## Challenge
Give the data below as a JSON list of strings with one string per line, skipping blank lines. Leave the pictures out of the list.

━━━━━━━━

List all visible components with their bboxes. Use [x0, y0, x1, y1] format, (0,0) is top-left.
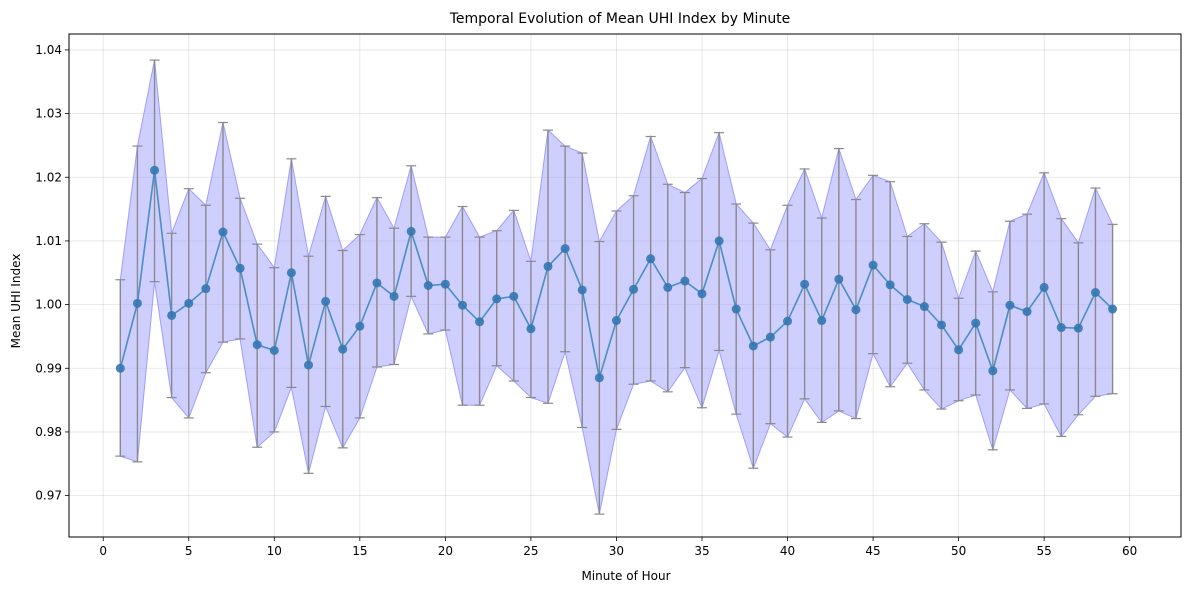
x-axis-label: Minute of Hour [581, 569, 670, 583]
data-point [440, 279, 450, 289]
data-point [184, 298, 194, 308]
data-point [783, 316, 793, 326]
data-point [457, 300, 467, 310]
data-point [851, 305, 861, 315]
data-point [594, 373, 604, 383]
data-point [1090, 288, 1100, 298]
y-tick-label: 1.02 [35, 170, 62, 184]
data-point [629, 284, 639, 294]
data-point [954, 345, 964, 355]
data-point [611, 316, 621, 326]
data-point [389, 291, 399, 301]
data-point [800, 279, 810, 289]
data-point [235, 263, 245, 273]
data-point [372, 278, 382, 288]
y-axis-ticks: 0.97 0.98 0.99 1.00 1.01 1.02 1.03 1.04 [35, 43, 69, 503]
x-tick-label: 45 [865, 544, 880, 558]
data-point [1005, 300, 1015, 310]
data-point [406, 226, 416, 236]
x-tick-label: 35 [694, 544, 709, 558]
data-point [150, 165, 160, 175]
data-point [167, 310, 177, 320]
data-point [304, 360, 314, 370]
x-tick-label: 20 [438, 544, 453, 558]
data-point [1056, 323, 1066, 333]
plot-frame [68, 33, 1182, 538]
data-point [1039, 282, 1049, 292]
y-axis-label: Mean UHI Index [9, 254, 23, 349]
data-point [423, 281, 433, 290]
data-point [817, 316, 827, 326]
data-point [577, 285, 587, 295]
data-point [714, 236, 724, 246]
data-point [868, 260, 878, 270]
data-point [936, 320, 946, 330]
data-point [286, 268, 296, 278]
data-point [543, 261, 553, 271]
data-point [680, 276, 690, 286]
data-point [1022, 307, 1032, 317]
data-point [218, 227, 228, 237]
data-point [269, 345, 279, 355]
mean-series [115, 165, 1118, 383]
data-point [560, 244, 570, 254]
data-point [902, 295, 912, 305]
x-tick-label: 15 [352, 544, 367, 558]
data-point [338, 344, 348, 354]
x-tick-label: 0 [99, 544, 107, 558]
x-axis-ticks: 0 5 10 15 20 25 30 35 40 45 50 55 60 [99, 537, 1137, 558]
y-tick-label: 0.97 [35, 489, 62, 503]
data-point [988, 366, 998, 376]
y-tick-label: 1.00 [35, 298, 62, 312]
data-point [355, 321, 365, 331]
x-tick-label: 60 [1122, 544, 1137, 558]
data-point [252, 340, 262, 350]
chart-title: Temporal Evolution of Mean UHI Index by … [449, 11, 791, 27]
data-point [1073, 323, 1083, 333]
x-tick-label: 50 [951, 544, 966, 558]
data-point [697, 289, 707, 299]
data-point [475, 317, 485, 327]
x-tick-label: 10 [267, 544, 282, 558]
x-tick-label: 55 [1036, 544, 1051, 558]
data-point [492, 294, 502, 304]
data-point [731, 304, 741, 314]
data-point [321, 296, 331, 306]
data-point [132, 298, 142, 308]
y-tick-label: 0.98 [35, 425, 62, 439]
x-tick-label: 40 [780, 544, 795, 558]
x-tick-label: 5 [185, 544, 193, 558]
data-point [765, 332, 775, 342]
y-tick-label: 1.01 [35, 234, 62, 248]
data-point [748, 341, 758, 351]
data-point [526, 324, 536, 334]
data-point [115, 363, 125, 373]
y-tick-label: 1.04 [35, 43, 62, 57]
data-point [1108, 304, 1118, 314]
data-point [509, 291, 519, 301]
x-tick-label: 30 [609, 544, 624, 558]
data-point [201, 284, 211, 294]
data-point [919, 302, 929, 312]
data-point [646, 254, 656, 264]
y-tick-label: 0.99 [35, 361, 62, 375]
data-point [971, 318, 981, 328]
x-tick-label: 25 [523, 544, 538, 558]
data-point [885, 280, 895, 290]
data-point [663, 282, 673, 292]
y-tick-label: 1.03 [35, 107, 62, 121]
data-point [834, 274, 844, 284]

━━━━━━━━

## Output
[
  "List all visible components with their bboxes. Use [x0, y0, x1, y1] format, (0,0) is top-left.",
  "x-axis-label: Minute of Hour [581, 569, 670, 583]",
  "data-point [440, 279, 450, 289]",
  "data-point [184, 298, 194, 308]",
  "data-point [783, 316, 793, 326]",
  "data-point [457, 300, 467, 310]",
  "data-point [851, 305, 861, 315]",
  "data-point [594, 373, 604, 383]",
  "data-point [1090, 288, 1100, 298]",
  "y-tick-label: 1.02 [35, 170, 62, 184]",
  "data-point [629, 284, 639, 294]",
  "data-point [954, 345, 964, 355]",
  "data-point [611, 316, 621, 326]",
  "data-point [389, 291, 399, 301]",
  "data-point [800, 279, 810, 289]",
  "data-point [235, 263, 245, 273]",
  "data-point [372, 278, 382, 288]",
  "y-axis-ticks: 0.97 0.98 0.99 1.00 1.01 1.02 1.03 1.04 [35, 43, 69, 503]",
  "x-tick-label: 45 [865, 544, 880, 558]",
  "data-point [1005, 300, 1015, 310]",
  "data-point [406, 226, 416, 236]",
  "x-tick-label: 35 [694, 544, 709, 558]",
  "data-point [150, 165, 160, 175]",
  "data-point [167, 310, 177, 320]",
  "data-point [304, 360, 314, 370]",
  "x-tick-label: 20 [438, 544, 453, 558]",
  "data-point [1056, 323, 1066, 333]",
  "plot-frame [68, 33, 1182, 538]",
  "data-point [1039, 282, 1049, 292]",
  "y-axis-label: Mean UHI Index [9, 254, 23, 349]",
  "data-point [423, 281, 433, 290]",
  "data-point [817, 316, 827, 326]",
  "data-point [577, 285, 587, 295]",
  "data-point [714, 236, 724, 246]",
  "data-point [868, 260, 878, 270]",
  "data-point [936, 320, 946, 330]",
  "data-point [286, 268, 296, 278]",
  "data-point [543, 261, 553, 271]",
  "data-point [680, 276, 690, 286]",
  "data-point [1022, 307, 1032, 317]",
  "data-point [218, 227, 228, 237]",
  "data-point [269, 345, 279, 355]",
  "mean-series [115, 165, 1118, 383]",
  "data-point [560, 244, 570, 254]",
  "data-point [902, 295, 912, 305]",
  "x-tick-label: 15 [352, 544, 367, 558]",
  "data-point [338, 344, 348, 354]",
  "x-tick-label: 0 [99, 544, 107, 558]",
  "x-axis-ticks: 0 5 10 15 20 25 30 35 40 45 50 55 60 [99, 537, 1137, 558]",
  "y-tick-label: 0.97 [35, 489, 62, 503]",
  "data-point [988, 366, 998, 376]",
  "y-tick-label: 1.00 [35, 298, 62, 312]",
  "data-point [355, 321, 365, 331]",
  "x-tick-label: 60 [1122, 544, 1137, 558]",
  "data-point [252, 340, 262, 350]",
  "chart-title: Temporal Evolution of Mean UHI Index by … [449, 11, 791, 27]",
  "data-point [1073, 323, 1083, 333]",
  "x-tick-label: 50 [951, 544, 966, 558]",
  "data-point [697, 289, 707, 299]",
  "data-point [475, 317, 485, 327]",
  "x-tick-label: 10 [267, 544, 282, 558]",
  "x-tick-label: 55 [1036, 544, 1051, 558]",
  "data-point [492, 294, 502, 304]",
  "data-point [731, 304, 741, 314]",
  "data-point [321, 296, 331, 306]",
  "data-point [132, 298, 142, 308]",
  "y-tick-label: 0.98 [35, 425, 62, 439]",
  "x-tick-label: 40 [780, 544, 795, 558]",
  "x-tick-label: 5 [185, 544, 193, 558]",
  "data-point [765, 332, 775, 342]",
  "y-tick-label: 1.01 [35, 234, 62, 248]",
  "data-point [748, 341, 758, 351]",
  "data-point [526, 324, 536, 334]",
  "data-point [115, 363, 125, 373]",
  "y-tick-label: 1.04 [35, 43, 62, 57]",
  "data-point [1108, 304, 1118, 314]",
  "data-point [509, 291, 519, 301]",
  "x-tick-label: 30 [609, 544, 624, 558]",
  "data-point [201, 284, 211, 294]",
  "data-point [919, 302, 929, 312]",
  "data-point [646, 254, 656, 264]",
  "y-tick-label: 0.99 [35, 361, 62, 375]",
  "data-point [971, 318, 981, 328]",
  "x-tick-label: 25 [523, 544, 538, 558]",
  "data-point [885, 280, 895, 290]",
  "data-point [663, 282, 673, 292]",
  "y-tick-label: 1.03 [35, 107, 62, 121]",
  "data-point [834, 274, 844, 284]"
]